## What is expected
Go through the listing below and gather every line with the word "this".

*** Supplied material ***

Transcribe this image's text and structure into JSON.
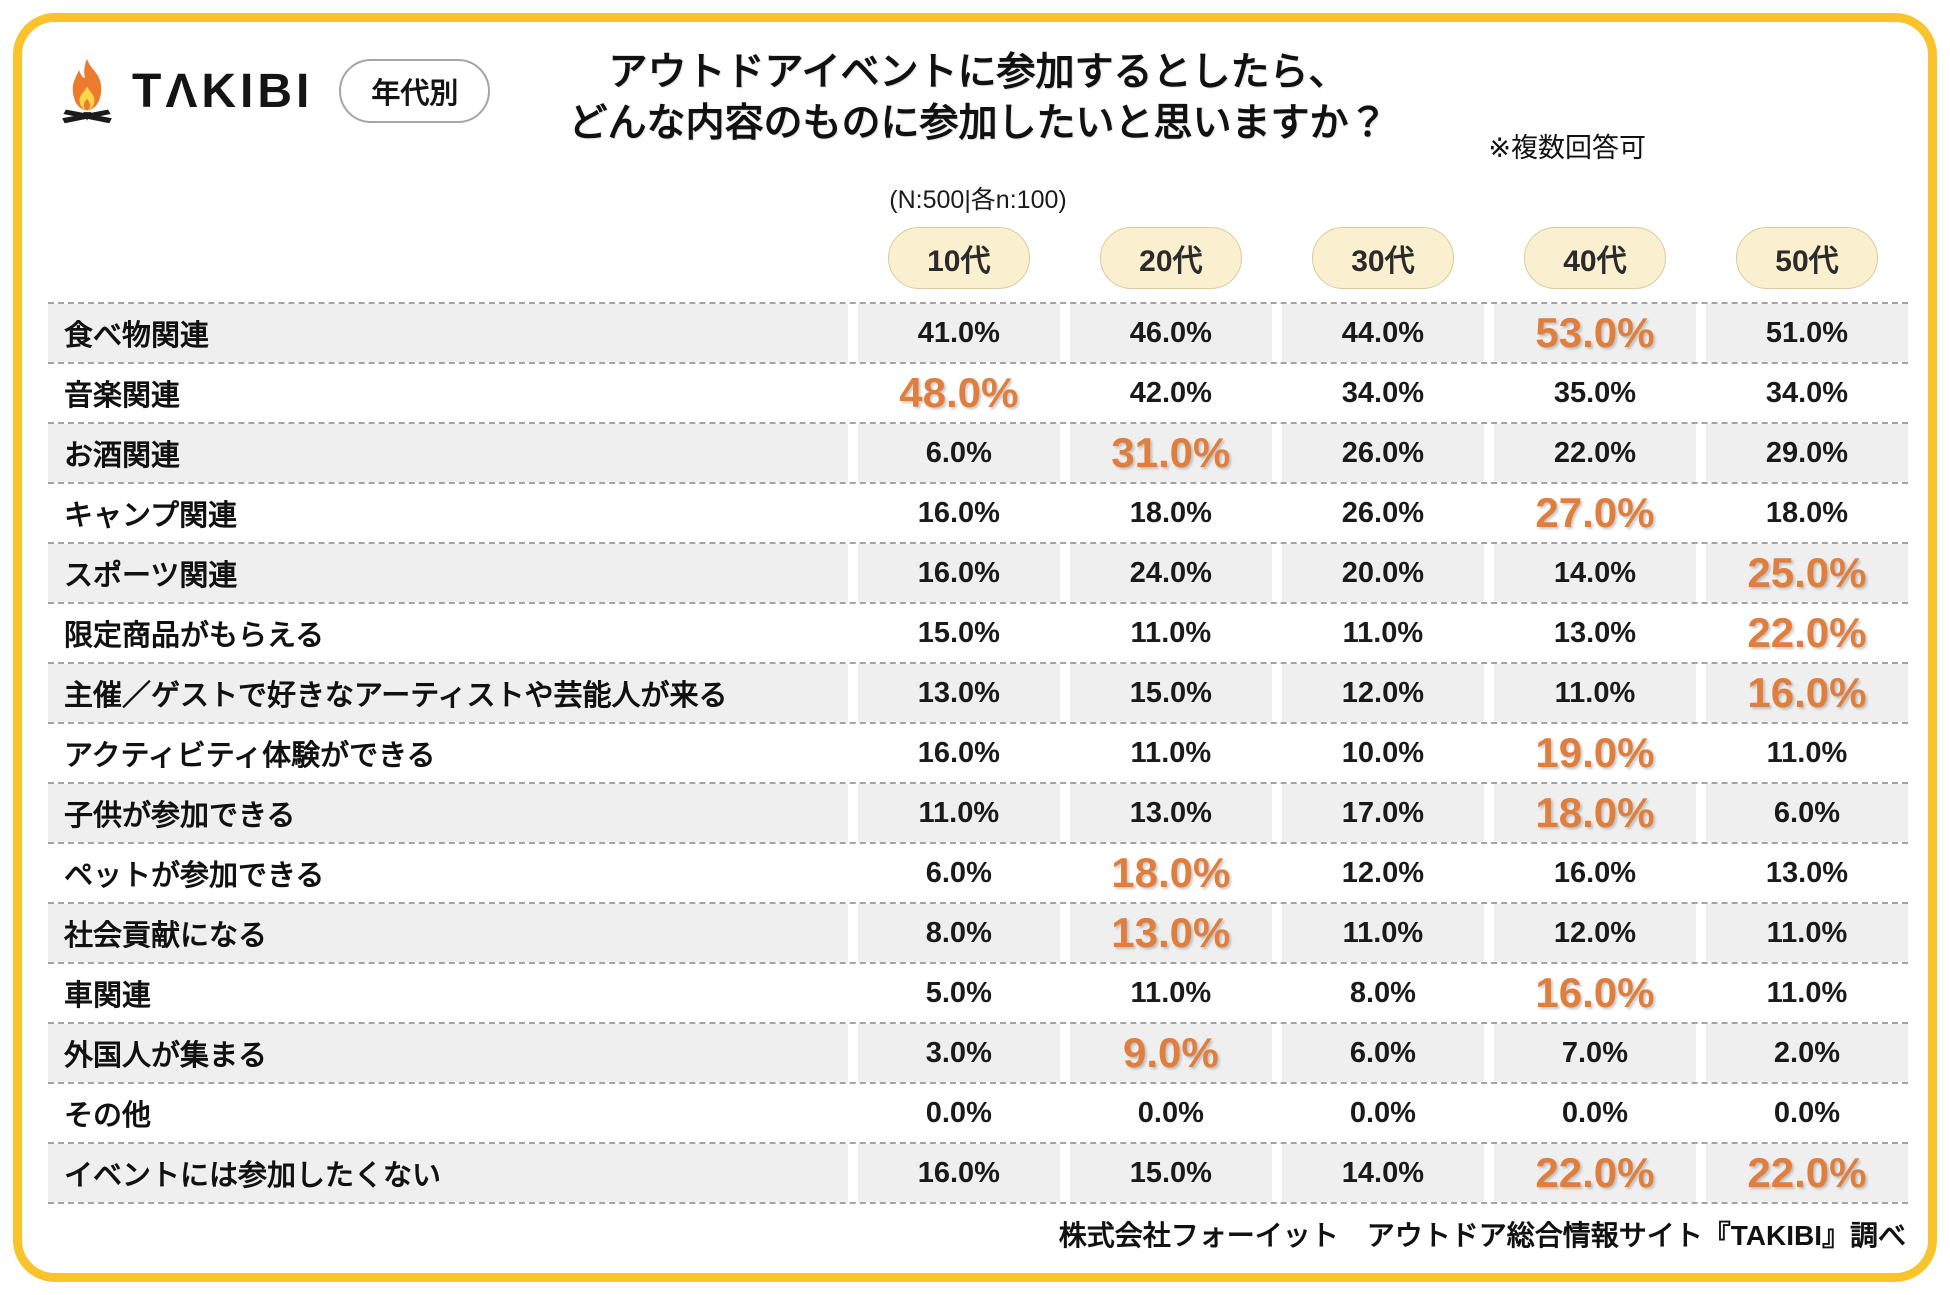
{
  "brand": {
    "logo_text": "TΛKIBI",
    "badge_label": "年代別"
  },
  "header": {
    "title_line1": "アウトドアイベントに参加するとしたら、",
    "title_line2": "どんな内容のものに参加したいと思いますか？",
    "note": "※複数回答可",
    "sample_size": "(N:500|各n:100)"
  },
  "footer": {
    "credit": "株式会社フォーイット　アウトドア総合情報サイト『TAKIBI』調べ"
  },
  "colors": {
    "frame_yellow": "#F9C32C",
    "highlight_orange": "#E07E3E",
    "pill_bg": "#FAF0CF",
    "pill_border": "#DCC99C",
    "row_stripe_gray": "#EFEFEF",
    "text_black": "#1A1A1A",
    "flame_orange": "#ED7B2F",
    "flame_yellow": "#FFD54A"
  },
  "chart_data": {
    "type": "table",
    "title": "アウトドアイベントに参加するとしたら、どんな内容のものに参加したいと思いますか？",
    "note": "※複数回答可",
    "sample": "(N:500|各n:100)",
    "unit": "%",
    "columns": [
      "10代",
      "20代",
      "30代",
      "40代",
      "50代"
    ],
    "rows": [
      {
        "label": "食べ物関連",
        "values": [
          41.0,
          46.0,
          44.0,
          53.0,
          51.0
        ],
        "highlight": [
          3
        ]
      },
      {
        "label": "音楽関連",
        "values": [
          48.0,
          42.0,
          34.0,
          35.0,
          34.0
        ],
        "highlight": [
          0
        ]
      },
      {
        "label": "お酒関連",
        "values": [
          6.0,
          31.0,
          26.0,
          22.0,
          29.0
        ],
        "highlight": [
          1
        ]
      },
      {
        "label": "キャンプ関連",
        "values": [
          16.0,
          18.0,
          26.0,
          27.0,
          18.0
        ],
        "highlight": [
          3
        ]
      },
      {
        "label": "スポーツ関連",
        "values": [
          16.0,
          24.0,
          20.0,
          14.0,
          25.0
        ],
        "highlight": [
          4
        ]
      },
      {
        "label": "限定商品がもらえる",
        "values": [
          15.0,
          11.0,
          11.0,
          13.0,
          22.0
        ],
        "highlight": [
          4
        ]
      },
      {
        "label": "主催／ゲストで好きなアーティストや芸能人が来る",
        "values": [
          13.0,
          15.0,
          12.0,
          11.0,
          16.0
        ],
        "highlight": [
          4
        ]
      },
      {
        "label": "アクティビティ体験ができる",
        "values": [
          16.0,
          11.0,
          10.0,
          19.0,
          11.0
        ],
        "highlight": [
          3
        ]
      },
      {
        "label": "子供が参加できる",
        "values": [
          11.0,
          13.0,
          17.0,
          18.0,
          6.0
        ],
        "highlight": [
          3
        ]
      },
      {
        "label": "ペットが参加できる",
        "values": [
          6.0,
          18.0,
          12.0,
          16.0,
          13.0
        ],
        "highlight": [
          1
        ]
      },
      {
        "label": "社会貢献になる",
        "values": [
          8.0,
          13.0,
          11.0,
          12.0,
          11.0
        ],
        "highlight": [
          1
        ]
      },
      {
        "label": "車関連",
        "values": [
          5.0,
          11.0,
          8.0,
          16.0,
          11.0
        ],
        "highlight": [
          3
        ]
      },
      {
        "label": "外国人が集まる",
        "values": [
          3.0,
          9.0,
          6.0,
          7.0,
          2.0
        ],
        "highlight": [
          1
        ]
      },
      {
        "label": "その他",
        "values": [
          0.0,
          0.0,
          0.0,
          0.0,
          0.0
        ],
        "highlight": []
      },
      {
        "label": "イベントには参加したくない",
        "values": [
          16.0,
          15.0,
          14.0,
          22.0,
          22.0
        ],
        "highlight": [
          3,
          4
        ]
      }
    ]
  }
}
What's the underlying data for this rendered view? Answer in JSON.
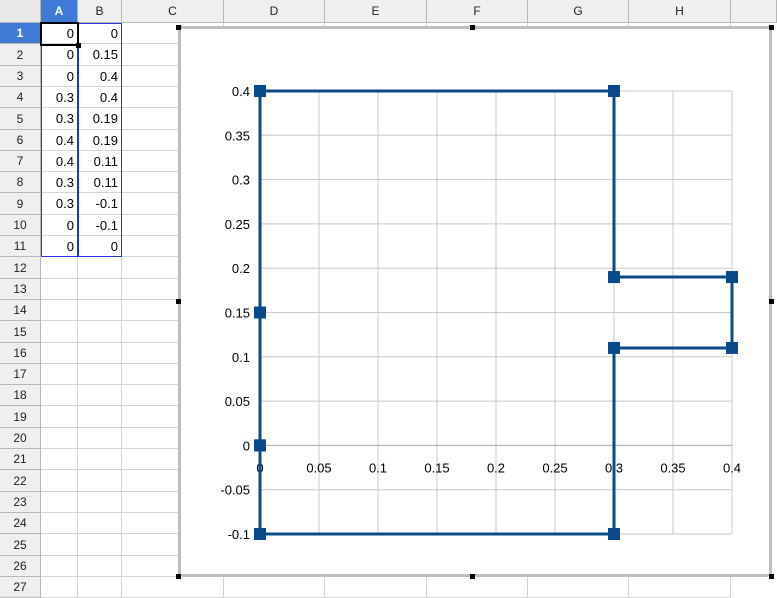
{
  "spreadsheet": {
    "columns": [
      "A",
      "B",
      "C",
      "D",
      "E",
      "F",
      "G",
      "H"
    ],
    "selected_column": "A",
    "rows": [
      "1",
      "2",
      "3",
      "4",
      "5",
      "6",
      "7",
      "8",
      "9",
      "10",
      "11",
      "12",
      "13",
      "14",
      "15",
      "16",
      "17",
      "18",
      "19",
      "20",
      "21",
      "22",
      "23",
      "24",
      "25",
      "26",
      "27"
    ],
    "selected_row": "1",
    "cells": [
      [
        "0",
        "0"
      ],
      [
        "0",
        "0.15"
      ],
      [
        "0",
        "0.4"
      ],
      [
        "0.3",
        "0.4"
      ],
      [
        "0.3",
        "0.19"
      ],
      [
        "0.4",
        "0.19"
      ],
      [
        "0.4",
        "0.11"
      ],
      [
        "0.3",
        "0.11"
      ],
      [
        "0.3",
        "-0.1"
      ],
      [
        "0",
        "-0.1"
      ],
      [
        "0",
        "0"
      ]
    ]
  },
  "chart_data": {
    "type": "scatter",
    "series": [
      {
        "x": [
          0,
          0,
          0,
          0.3,
          0.3,
          0.4,
          0.4,
          0.3,
          0.3,
          0,
          0
        ],
        "y": [
          0,
          0.15,
          0.4,
          0.4,
          0.19,
          0.19,
          0.11,
          0.11,
          -0.1,
          -0.1,
          0
        ],
        "color": "#0a4a8a",
        "marker": "square",
        "lines": true
      }
    ],
    "xlim": [
      0,
      0.4
    ],
    "ylim": [
      -0.1,
      0.4
    ],
    "xticks": [
      "0",
      "0.05",
      "0.1",
      "0.15",
      "0.2",
      "0.25",
      "0.3",
      "0.35",
      "0.4"
    ],
    "yticks": [
      "-0.1",
      "-0.05",
      "0",
      "0.05",
      "0.1",
      "0.15",
      "0.2",
      "0.25",
      "0.3",
      "0.35",
      "0.4"
    ],
    "grid": true,
    "legend": false
  }
}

***

## The completed task
Transcribe this image's text and structure into JSON.
What's the underlying data for this rendered view? Answer in JSON.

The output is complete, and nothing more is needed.